▶ TASK REQUIREMENTS
Each entry below is to be printed verbatim.

Dataset items

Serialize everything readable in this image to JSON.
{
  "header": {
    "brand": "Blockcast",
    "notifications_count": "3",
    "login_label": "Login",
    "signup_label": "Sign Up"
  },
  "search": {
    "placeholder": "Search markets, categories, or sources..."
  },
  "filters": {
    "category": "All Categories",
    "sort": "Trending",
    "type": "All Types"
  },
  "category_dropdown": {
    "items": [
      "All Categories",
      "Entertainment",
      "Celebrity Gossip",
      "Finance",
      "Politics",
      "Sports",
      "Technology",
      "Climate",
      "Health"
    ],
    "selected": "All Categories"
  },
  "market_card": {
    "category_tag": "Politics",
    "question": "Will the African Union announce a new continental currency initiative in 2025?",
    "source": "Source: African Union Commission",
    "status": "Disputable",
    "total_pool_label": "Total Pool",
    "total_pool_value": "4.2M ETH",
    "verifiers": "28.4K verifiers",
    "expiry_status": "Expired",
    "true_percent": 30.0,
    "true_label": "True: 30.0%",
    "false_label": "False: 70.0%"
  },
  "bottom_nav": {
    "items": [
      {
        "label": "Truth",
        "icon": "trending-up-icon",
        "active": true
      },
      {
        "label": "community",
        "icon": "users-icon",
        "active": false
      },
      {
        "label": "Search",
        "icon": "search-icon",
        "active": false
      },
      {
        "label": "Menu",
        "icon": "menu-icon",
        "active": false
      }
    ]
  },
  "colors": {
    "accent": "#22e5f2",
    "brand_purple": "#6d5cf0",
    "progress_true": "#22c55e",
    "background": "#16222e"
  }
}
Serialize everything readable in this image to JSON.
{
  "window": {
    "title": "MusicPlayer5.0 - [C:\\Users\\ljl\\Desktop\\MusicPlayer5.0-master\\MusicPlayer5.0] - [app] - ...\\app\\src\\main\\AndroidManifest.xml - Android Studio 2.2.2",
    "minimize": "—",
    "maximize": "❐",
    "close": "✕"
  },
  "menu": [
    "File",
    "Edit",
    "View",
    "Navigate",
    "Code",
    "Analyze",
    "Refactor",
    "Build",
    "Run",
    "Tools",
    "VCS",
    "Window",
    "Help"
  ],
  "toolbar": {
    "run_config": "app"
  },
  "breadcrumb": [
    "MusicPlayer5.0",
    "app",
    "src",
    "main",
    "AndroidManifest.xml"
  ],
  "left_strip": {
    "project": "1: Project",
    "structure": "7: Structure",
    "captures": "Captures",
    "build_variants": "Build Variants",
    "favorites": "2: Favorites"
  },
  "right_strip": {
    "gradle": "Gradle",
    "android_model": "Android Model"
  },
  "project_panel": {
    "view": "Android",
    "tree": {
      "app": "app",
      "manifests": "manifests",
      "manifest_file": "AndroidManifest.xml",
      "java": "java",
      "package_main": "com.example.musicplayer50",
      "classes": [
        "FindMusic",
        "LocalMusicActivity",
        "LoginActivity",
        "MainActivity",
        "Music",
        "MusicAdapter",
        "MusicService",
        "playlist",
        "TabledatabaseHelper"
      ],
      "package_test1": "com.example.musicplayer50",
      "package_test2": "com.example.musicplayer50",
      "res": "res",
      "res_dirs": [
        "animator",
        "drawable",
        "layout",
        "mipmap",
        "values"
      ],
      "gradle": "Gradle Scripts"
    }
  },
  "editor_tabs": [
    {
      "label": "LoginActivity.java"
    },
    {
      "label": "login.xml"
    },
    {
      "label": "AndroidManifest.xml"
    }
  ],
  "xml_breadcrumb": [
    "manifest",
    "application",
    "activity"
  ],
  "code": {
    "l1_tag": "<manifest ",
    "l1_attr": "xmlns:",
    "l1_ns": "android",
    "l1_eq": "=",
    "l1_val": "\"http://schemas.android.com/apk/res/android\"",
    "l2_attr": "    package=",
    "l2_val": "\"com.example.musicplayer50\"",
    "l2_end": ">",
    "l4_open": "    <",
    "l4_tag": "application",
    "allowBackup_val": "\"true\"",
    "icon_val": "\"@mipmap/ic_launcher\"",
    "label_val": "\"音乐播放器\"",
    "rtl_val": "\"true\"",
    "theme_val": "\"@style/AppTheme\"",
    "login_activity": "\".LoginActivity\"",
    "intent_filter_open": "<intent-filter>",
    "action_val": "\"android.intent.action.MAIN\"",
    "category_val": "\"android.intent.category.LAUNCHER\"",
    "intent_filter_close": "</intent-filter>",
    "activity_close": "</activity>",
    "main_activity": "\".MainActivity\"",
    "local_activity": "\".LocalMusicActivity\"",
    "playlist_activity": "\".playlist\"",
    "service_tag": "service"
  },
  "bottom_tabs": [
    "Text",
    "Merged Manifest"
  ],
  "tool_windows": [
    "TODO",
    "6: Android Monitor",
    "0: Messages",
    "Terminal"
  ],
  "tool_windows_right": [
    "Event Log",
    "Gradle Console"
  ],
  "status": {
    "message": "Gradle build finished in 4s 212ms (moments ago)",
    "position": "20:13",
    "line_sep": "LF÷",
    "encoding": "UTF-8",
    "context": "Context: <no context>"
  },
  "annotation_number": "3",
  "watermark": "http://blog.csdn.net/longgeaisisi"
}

▶ CORRECT ANSWER
Serialize everything readable in this image to JSON.
{
  "header": {
    "brand": "Blockcast",
    "notifications_count": "3",
    "login_label": "Login",
    "signup_label": "Sign Up"
  },
  "search": {
    "placeholder": "Search markets, categories, or sources..."
  },
  "filters": {
    "category": "All Categories",
    "sort": "Trending",
    "type": "All Types"
  },
  "category_dropdown": {
    "items": [
      "All Categories",
      "Entertainment",
      "Celebrity Gossip",
      "Finance",
      "Politics",
      "Sports",
      "Technology",
      "Climate",
      "Health"
    ],
    "selected": "All Categories"
  },
  "market_card": {
    "category_tag": "Politics",
    "question": "Will the African Union announce a new continental currency initiative in 2025?",
    "source": "Source: African Union Commission",
    "status": "Disputable",
    "total_pool_label": "Total Pool",
    "total_pool_value": "4.2M ETH",
    "verifiers": "28.4K verifiers",
    "expiry_status": "Expired",
    "true_percent": 30.0,
    "true_label": "True: 30.0%",
    "false_label": "False: 70.0%"
  },
  "bottom_nav": {
    "items": [
      {
        "label": "Truth",
        "icon": "trending-up-icon",
        "active": true
      },
      {
        "label": "community",
        "icon": "users-icon",
        "active": false
      },
      {
        "label": "Search",
        "icon": "search-icon",
        "active": false
      },
      {
        "label": "Menu",
        "icon": "menu-icon",
        "active": false
      }
    ]
  },
  "colors": {
    "accent": "#22e5f2",
    "brand_purple": "#6d5cf0",
    "progress_true": "#22c55e",
    "background": "#16222e"
  }
}
Serialize everything readable in this image to JSON.
{
  "window": {
    "title": "MusicPlayer5.0 - [C:\\Users\\ljl\\Desktop\\MusicPlayer5.0-master\\MusicPlayer5.0] - [app] - ...\\app\\src\\main\\AndroidManifest.xml - Android Studio 2.2.2",
    "minimize": "—",
    "maximize": "❐",
    "close": "✕"
  },
  "menu": [
    "File",
    "Edit",
    "View",
    "Navigate",
    "Code",
    "Analyze",
    "Refactor",
    "Build",
    "Run",
    "Tools",
    "VCS",
    "Window",
    "Help"
  ],
  "toolbar": {
    "run_config": "app"
  },
  "breadcrumb": [
    "MusicPlayer5.0",
    "app",
    "src",
    "main",
    "AndroidManifest.xml"
  ],
  "left_strip": {
    "project": "1: Project",
    "structure": "7: Structure",
    "captures": "Captures",
    "build_variants": "Build Variants",
    "favorites": "2: Favorites"
  },
  "right_strip": {
    "gradle": "Gradle",
    "android_model": "Android Model"
  },
  "project_panel": {
    "view": "Android",
    "tree": {
      "app": "app",
      "manifests": "manifests",
      "manifest_file": "AndroidManifest.xml",
      "java": "java",
      "package_main": "com.example.musicplayer50",
      "classes": [
        "FindMusic",
        "LocalMusicActivity",
        "LoginActivity",
        "MainActivity",
        "Music",
        "MusicAdapter",
        "MusicService",
        "playlist",
        "TabledatabaseHelper"
      ],
      "package_test1": "com.example.musicplayer50",
      "package_test2": "com.example.musicplayer50",
      "res": "res",
      "res_dirs": [
        "animator",
        "drawable",
        "layout",
        "mipmap",
        "values"
      ],
      "gradle": "Gradle Scripts"
    }
  },
  "editor_tabs": [
    {
      "label": "LoginActivity.java"
    },
    {
      "label": "login.xml"
    },
    {
      "label": "AndroidManifest.xml"
    }
  ],
  "xml_breadcrumb": [
    "manifest",
    "application",
    "activity"
  ],
  "code": {
    "l1_tag": "<manifest ",
    "l1_attr": "xmlns:",
    "l1_ns": "android",
    "l1_eq": "=",
    "l1_val": "\"http://schemas.android.com/apk/res/android\"",
    "l2_attr": "    package=",
    "l2_val": "\"com.example.musicplayer50\"",
    "l2_end": ">",
    "l4_open": "    <",
    "l4_tag": "application",
    "allowBackup_val": "\"true\"",
    "icon_val": "\"@mipmap/ic_launcher\"",
    "label_val": "\"音乐播放器\"",
    "rtl_val": "\"true\"",
    "theme_val": "\"@style/AppTheme\"",
    "login_activity": "\".LoginActivity\"",
    "intent_filter_open": "<intent-filter>",
    "action_val": "\"android.intent.action.MAIN\"",
    "category_val": "\"android.intent.category.LAUNCHER\"",
    "intent_filter_close": "</intent-filter>",
    "activity_close": "</activity>",
    "main_activity": "\".MainActivity\"",
    "local_activity": "\".LocalMusicActivity\"",
    "playlist_activity": "\".playlist\"",
    "service_tag": "service"
  },
  "bottom_tabs": [
    "Text",
    "Merged Manifest"
  ],
  "tool_windows": [
    "TODO",
    "6: Android Monitor",
    "0: Messages",
    "Terminal"
  ],
  "tool_windows_right": [
    "Event Log",
    "Gradle Console"
  ],
  "status": {
    "message": "Gradle build finished in 4s 212ms (moments ago)",
    "position": "20:13",
    "line_sep": "LF÷",
    "encoding": "UTF-8",
    "context": "Context: <no context>"
  },
  "annotation_number": "3",
  "watermark": "http://blog.csdn.net/longgeaisisi"
}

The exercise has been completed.